- Record set -
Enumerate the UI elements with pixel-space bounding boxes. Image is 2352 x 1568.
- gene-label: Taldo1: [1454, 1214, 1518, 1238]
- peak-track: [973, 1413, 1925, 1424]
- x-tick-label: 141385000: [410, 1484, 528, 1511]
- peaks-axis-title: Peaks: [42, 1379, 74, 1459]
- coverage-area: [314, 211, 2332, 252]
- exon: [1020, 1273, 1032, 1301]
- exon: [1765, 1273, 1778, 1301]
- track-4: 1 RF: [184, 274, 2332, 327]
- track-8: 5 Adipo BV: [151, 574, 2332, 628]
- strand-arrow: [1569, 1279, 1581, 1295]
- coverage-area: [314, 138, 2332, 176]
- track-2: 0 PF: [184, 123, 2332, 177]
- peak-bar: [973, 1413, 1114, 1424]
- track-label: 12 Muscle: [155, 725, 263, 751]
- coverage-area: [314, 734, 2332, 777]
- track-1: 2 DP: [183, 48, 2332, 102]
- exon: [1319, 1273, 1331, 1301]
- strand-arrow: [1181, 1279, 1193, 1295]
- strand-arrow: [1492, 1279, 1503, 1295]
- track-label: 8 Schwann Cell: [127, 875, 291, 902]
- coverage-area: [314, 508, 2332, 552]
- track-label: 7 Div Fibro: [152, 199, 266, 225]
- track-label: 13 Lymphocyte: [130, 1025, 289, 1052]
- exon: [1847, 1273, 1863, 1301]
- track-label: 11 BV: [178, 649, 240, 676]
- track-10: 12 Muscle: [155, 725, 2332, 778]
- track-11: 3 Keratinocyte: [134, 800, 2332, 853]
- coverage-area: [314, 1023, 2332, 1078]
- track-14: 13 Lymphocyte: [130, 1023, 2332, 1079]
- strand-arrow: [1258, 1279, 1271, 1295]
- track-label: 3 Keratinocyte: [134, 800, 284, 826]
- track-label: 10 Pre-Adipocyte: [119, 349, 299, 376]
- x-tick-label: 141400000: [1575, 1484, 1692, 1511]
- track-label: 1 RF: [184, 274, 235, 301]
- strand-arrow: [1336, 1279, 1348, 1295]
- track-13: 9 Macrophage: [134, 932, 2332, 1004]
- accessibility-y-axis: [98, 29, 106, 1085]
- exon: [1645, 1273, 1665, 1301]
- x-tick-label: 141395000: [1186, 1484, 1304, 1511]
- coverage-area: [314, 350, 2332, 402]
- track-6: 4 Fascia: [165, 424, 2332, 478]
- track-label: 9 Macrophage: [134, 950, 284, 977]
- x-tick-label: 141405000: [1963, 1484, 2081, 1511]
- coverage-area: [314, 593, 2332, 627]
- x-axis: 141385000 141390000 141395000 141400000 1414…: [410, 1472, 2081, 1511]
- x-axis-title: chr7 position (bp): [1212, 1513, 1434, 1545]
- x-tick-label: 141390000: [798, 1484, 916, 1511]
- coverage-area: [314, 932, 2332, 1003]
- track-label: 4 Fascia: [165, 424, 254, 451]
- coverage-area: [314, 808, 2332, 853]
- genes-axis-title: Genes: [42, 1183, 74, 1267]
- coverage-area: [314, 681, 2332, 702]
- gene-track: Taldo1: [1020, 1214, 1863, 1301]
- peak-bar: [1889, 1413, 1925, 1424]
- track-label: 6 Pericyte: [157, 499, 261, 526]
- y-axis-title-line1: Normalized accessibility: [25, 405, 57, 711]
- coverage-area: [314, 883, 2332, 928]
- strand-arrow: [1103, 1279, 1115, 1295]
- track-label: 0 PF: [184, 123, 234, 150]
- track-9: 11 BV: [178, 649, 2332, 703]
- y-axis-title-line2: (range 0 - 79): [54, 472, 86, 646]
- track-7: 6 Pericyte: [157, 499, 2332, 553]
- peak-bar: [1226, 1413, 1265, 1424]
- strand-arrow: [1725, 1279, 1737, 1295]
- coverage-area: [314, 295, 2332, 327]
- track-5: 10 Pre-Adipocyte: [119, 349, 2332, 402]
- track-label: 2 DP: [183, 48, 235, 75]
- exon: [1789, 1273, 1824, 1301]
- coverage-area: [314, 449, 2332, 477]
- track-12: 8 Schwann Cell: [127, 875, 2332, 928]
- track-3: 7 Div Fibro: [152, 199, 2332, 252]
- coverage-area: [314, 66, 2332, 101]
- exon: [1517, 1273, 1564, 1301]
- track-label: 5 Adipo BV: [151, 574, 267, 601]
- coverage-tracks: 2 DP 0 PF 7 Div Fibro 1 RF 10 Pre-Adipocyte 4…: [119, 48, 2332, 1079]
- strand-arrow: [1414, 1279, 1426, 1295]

- About this task -
Whatever appears in the data above is to be set down exactly.

- Task solution -
Enumerate the UI elements with pixel-space bounding boxes. Image is 2352 x 1568.
- gene-label: Taldo1: [1454, 1214, 1518, 1238]
- peak-track: [973, 1413, 1925, 1424]
- x-tick-label: 141385000: [410, 1484, 528, 1511]
- peaks-axis-title: Peaks: [42, 1379, 74, 1459]
- coverage-area: [314, 211, 2332, 252]
- exon: [1020, 1273, 1032, 1301]
- exon: [1765, 1273, 1778, 1301]
- track-4: 1 RF: [184, 274, 2332, 327]
- track-8: 5 Adipo BV: [151, 574, 2332, 628]
- strand-arrow: [1569, 1279, 1581, 1295]
- coverage-area: [314, 138, 2332, 176]
- track-2: 0 PF: [184, 123, 2332, 177]
- peak-bar: [973, 1413, 1114, 1424]
- track-label: 12 Muscle: [155, 725, 263, 751]
- coverage-area: [314, 734, 2332, 777]
- track-1: 2 DP: [183, 48, 2332, 102]
- exon: [1319, 1273, 1331, 1301]
- strand-arrow: [1181, 1279, 1193, 1295]
- strand-arrow: [1492, 1279, 1503, 1295]
- track-label: 8 Schwann Cell: [127, 875, 291, 902]
- coverage-area: [314, 508, 2332, 552]
- track-label: 7 Div Fibro: [152, 199, 266, 225]
- track-label: 13 Lymphocyte: [130, 1025, 289, 1052]
- exon: [1847, 1273, 1863, 1301]
- track-label: 11 BV: [178, 649, 240, 676]
- track-10: 12 Muscle: [155, 725, 2332, 778]
- track-11: 3 Keratinocyte: [134, 800, 2332, 853]
- coverage-area: [314, 1023, 2332, 1078]
- track-14: 13 Lymphocyte: [130, 1023, 2332, 1079]
- strand-arrow: [1258, 1279, 1271, 1295]
- track-label: 3 Keratinocyte: [134, 800, 284, 826]
- track-label: 10 Pre-Adipocyte: [119, 349, 299, 376]
- x-tick-label: 141400000: [1575, 1484, 1692, 1511]
- track-label: 1 RF: [184, 274, 235, 301]
- strand-arrow: [1336, 1279, 1348, 1295]
- track-13: 9 Macrophage: [134, 932, 2332, 1004]
- accessibility-y-axis: [98, 29, 106, 1085]
- exon: [1645, 1273, 1665, 1301]
- x-tick-label: 141395000: [1186, 1484, 1304, 1511]
- coverage-area: [314, 350, 2332, 402]
- track-6: 4 Fascia: [165, 424, 2332, 478]
- track-label: 9 Macrophage: [134, 950, 284, 977]
- x-tick-label: 141405000: [1963, 1484, 2081, 1511]
- coverage-area: [314, 593, 2332, 627]
- x-axis: 141385000 141390000 141395000 141400000 1414…: [410, 1472, 2081, 1511]
- x-axis-title: chr7 position (bp): [1212, 1513, 1434, 1545]
- x-tick-label: 141390000: [798, 1484, 916, 1511]
- coverage-area: [314, 932, 2332, 1003]
- track-label: 4 Fascia: [165, 424, 254, 451]
- coverage-area: [314, 808, 2332, 853]
- genes-axis-title: Genes: [42, 1183, 74, 1267]
- coverage-area: [314, 681, 2332, 702]
- gene-track: Taldo1: [1020, 1214, 1863, 1301]
- peak-bar: [1889, 1413, 1925, 1424]
- track-label: 6 Pericyte: [157, 499, 261, 526]
- y-axis-title-line1: Normalized accessibility: [25, 405, 57, 711]
- coverage-area: [314, 883, 2332, 928]
- strand-arrow: [1103, 1279, 1115, 1295]
- track-label: 0 PF: [184, 123, 234, 150]
- track-9: 11 BV: [178, 649, 2332, 703]
- y-axis-title-line2: (range 0 - 79): [54, 472, 86, 646]
- track-7: 6 Pericyte: [157, 499, 2332, 553]
- peak-bar: [1226, 1413, 1265, 1424]
- strand-arrow: [1725, 1279, 1737, 1295]
- coverage-area: [314, 295, 2332, 327]
- track-5: 10 Pre-Adipocyte: [119, 349, 2332, 402]
- track-label: 2 DP: [183, 48, 235, 75]
- exon: [1789, 1273, 1824, 1301]
- coverage-area: [314, 449, 2332, 477]
- track-12: 8 Schwann Cell: [127, 875, 2332, 928]
- track-3: 7 Div Fibro: [152, 199, 2332, 252]
- coverage-area: [314, 66, 2332, 101]
- exon: [1517, 1273, 1564, 1301]
- track-label: 5 Adipo BV: [151, 574, 267, 601]
- coverage-tracks: 2 DP 0 PF 7 Div Fibro 1 RF 10 Pre-Adipocyte 4…: [119, 48, 2332, 1079]
- strand-arrow: [1414, 1279, 1426, 1295]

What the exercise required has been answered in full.